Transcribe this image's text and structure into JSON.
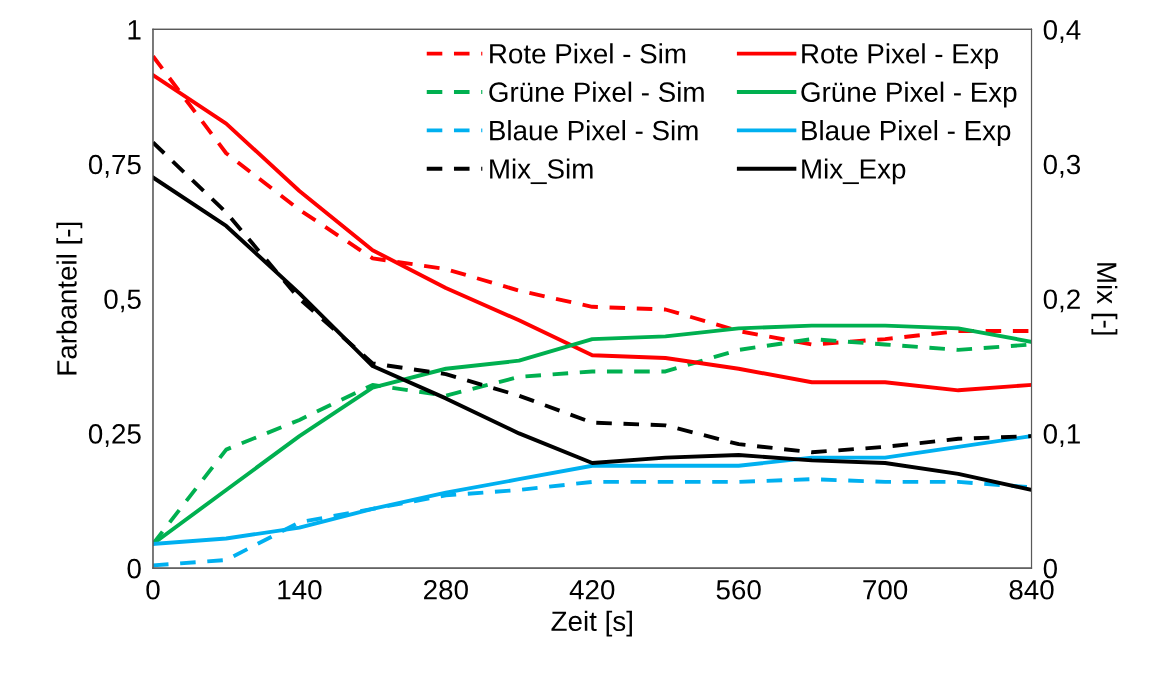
{
  "chart_data": {
    "type": "line",
    "xlabel": "Zeit [s]",
    "ylabel": "Farbanteil [-]",
    "y2label": "Mix [-]",
    "x": [
      0,
      70,
      140,
      210,
      280,
      350,
      420,
      490,
      560,
      630,
      700,
      770,
      840
    ],
    "xlim": [
      0,
      840
    ],
    "xticks": [
      0,
      140,
      280,
      420,
      560,
      700,
      840
    ],
    "ylim": [
      0,
      1
    ],
    "yticks": [
      0,
      {
        "value": 0.25,
        "label": "0,25"
      },
      {
        "value": 0.5,
        "label": "0,5"
      },
      {
        "value": 0.75,
        "label": "0,75"
      },
      1
    ],
    "y2lim": [
      0,
      0.4
    ],
    "y2ticks": [
      0,
      {
        "value": 0.1,
        "label": "0,1"
      },
      {
        "value": 0.2,
        "label": "0,2"
      },
      {
        "value": 0.3,
        "label": "0,3"
      },
      {
        "value": 0.4,
        "label": "0,4"
      }
    ],
    "grid": false,
    "legend": "top right",
    "marker": "none",
    "series": [
      {
        "name": "Rote Pixel - Sim",
        "color": "#ff0000",
        "line_style": "dashed",
        "values": [
          0.95,
          0.77,
          0.665,
          0.575,
          0.555,
          0.515,
          0.485,
          0.48,
          0.44,
          0.415,
          0.425,
          0.44,
          0.44
        ]
      },
      {
        "name": "Grüne Pixel - Sim",
        "color": "#00b050",
        "line_style": "dashed",
        "values": [
          0.045,
          0.22,
          0.275,
          0.34,
          0.32,
          0.355,
          0.365,
          0.365,
          0.405,
          0.425,
          0.415,
          0.405,
          0.415
        ]
      },
      {
        "name": "Blaue Pixel - Sim",
        "color": "#00b0f0",
        "line_style": "dashed",
        "values": [
          0.005,
          0.015,
          0.085,
          0.11,
          0.135,
          0.145,
          0.16,
          0.16,
          0.16,
          0.165,
          0.16,
          0.16,
          0.15
        ]
      },
      {
        "name": "Mix_Sim",
        "color": "#000000",
        "line_style": "dashed",
        "axis": "y2",
        "values": [
          0.316,
          0.264,
          0.2,
          0.152,
          0.144,
          0.128,
          0.108,
          0.106,
          0.092,
          0.086,
          0.09,
          0.096,
          0.098
        ]
      },
      {
        "name": "Rote Pixel - Exp",
        "color": "#ff0000",
        "line_style": "solid",
        "values": [
          0.915,
          0.825,
          0.7,
          0.59,
          0.52,
          0.46,
          0.395,
          0.39,
          0.37,
          0.345,
          0.345,
          0.33,
          0.34
        ]
      },
      {
        "name": "Grüne Pixel - Exp",
        "color": "#00b050",
        "line_style": "solid",
        "values": [
          0.045,
          0.145,
          0.245,
          0.335,
          0.37,
          0.385,
          0.425,
          0.43,
          0.445,
          0.45,
          0.45,
          0.445,
          0.42
        ]
      },
      {
        "name": "Blaue Pixel - Exp",
        "color": "#00b0f0",
        "line_style": "solid",
        "values": [
          0.045,
          0.055,
          0.075,
          0.11,
          0.14,
          0.165,
          0.19,
          0.19,
          0.19,
          0.205,
          0.205,
          0.225,
          0.245
        ]
      },
      {
        "name": "Mix_Exp",
        "color": "#000000",
        "line_style": "solid",
        "axis": "y2",
        "values": [
          0.29,
          0.254,
          0.204,
          0.15,
          0.126,
          0.1,
          0.078,
          0.082,
          0.084,
          0.08,
          0.078,
          0.07,
          0.058
        ]
      }
    ]
  }
}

....

◆ WHAT YOU SHOULD DO: Give every record again exactly, apart from the pictures, which stay out.

◆ WRITTEN ANSWER:
Transcribe this image's text and structure into JSON.
{
  "chart_data": {
    "type": "line",
    "xlabel": "Zeit [s]",
    "ylabel": "Farbanteil [-]",
    "y2label": "Mix [-]",
    "x": [
      0,
      70,
      140,
      210,
      280,
      350,
      420,
      490,
      560,
      630,
      700,
      770,
      840
    ],
    "xlim": [
      0,
      840
    ],
    "xticks": [
      0,
      140,
      280,
      420,
      560,
      700,
      840
    ],
    "ylim": [
      0,
      1
    ],
    "yticks": [
      0,
      {
        "value": 0.25,
        "label": "0,25"
      },
      {
        "value": 0.5,
        "label": "0,5"
      },
      {
        "value": 0.75,
        "label": "0,75"
      },
      1
    ],
    "y2lim": [
      0,
      0.4
    ],
    "y2ticks": [
      0,
      {
        "value": 0.1,
        "label": "0,1"
      },
      {
        "value": 0.2,
        "label": "0,2"
      },
      {
        "value": 0.3,
        "label": "0,3"
      },
      {
        "value": 0.4,
        "label": "0,4"
      }
    ],
    "grid": false,
    "legend": "top right",
    "marker": "none",
    "series": [
      {
        "name": "Rote Pixel - Sim",
        "color": "#ff0000",
        "line_style": "dashed",
        "values": [
          0.95,
          0.77,
          0.665,
          0.575,
          0.555,
          0.515,
          0.485,
          0.48,
          0.44,
          0.415,
          0.425,
          0.44,
          0.44
        ]
      },
      {
        "name": "Grüne Pixel - Sim",
        "color": "#00b050",
        "line_style": "dashed",
        "values": [
          0.045,
          0.22,
          0.275,
          0.34,
          0.32,
          0.355,
          0.365,
          0.365,
          0.405,
          0.425,
          0.415,
          0.405,
          0.415
        ]
      },
      {
        "name": "Blaue Pixel - Sim",
        "color": "#00b0f0",
        "line_style": "dashed",
        "values": [
          0.005,
          0.015,
          0.085,
          0.11,
          0.135,
          0.145,
          0.16,
          0.16,
          0.16,
          0.165,
          0.16,
          0.16,
          0.15
        ]
      },
      {
        "name": "Mix_Sim",
        "color": "#000000",
        "line_style": "dashed",
        "axis": "y2",
        "values": [
          0.316,
          0.264,
          0.2,
          0.152,
          0.144,
          0.128,
          0.108,
          0.106,
          0.092,
          0.086,
          0.09,
          0.096,
          0.098
        ]
      },
      {
        "name": "Rote Pixel - Exp",
        "color": "#ff0000",
        "line_style": "solid",
        "values": [
          0.915,
          0.825,
          0.7,
          0.59,
          0.52,
          0.46,
          0.395,
          0.39,
          0.37,
          0.345,
          0.345,
          0.33,
          0.34
        ]
      },
      {
        "name": "Grüne Pixel - Exp",
        "color": "#00b050",
        "line_style": "solid",
        "values": [
          0.045,
          0.145,
          0.245,
          0.335,
          0.37,
          0.385,
          0.425,
          0.43,
          0.445,
          0.45,
          0.45,
          0.445,
          0.42
        ]
      },
      {
        "name": "Blaue Pixel - Exp",
        "color": "#00b0f0",
        "line_style": "solid",
        "values": [
          0.045,
          0.055,
          0.075,
          0.11,
          0.14,
          0.165,
          0.19,
          0.19,
          0.19,
          0.205,
          0.205,
          0.225,
          0.245
        ]
      },
      {
        "name": "Mix_Exp",
        "color": "#000000",
        "line_style": "solid",
        "axis": "y2",
        "values": [
          0.29,
          0.254,
          0.204,
          0.15,
          0.126,
          0.1,
          0.078,
          0.082,
          0.084,
          0.08,
          0.078,
          0.07,
          0.058
        ]
      }
    ]
  }
}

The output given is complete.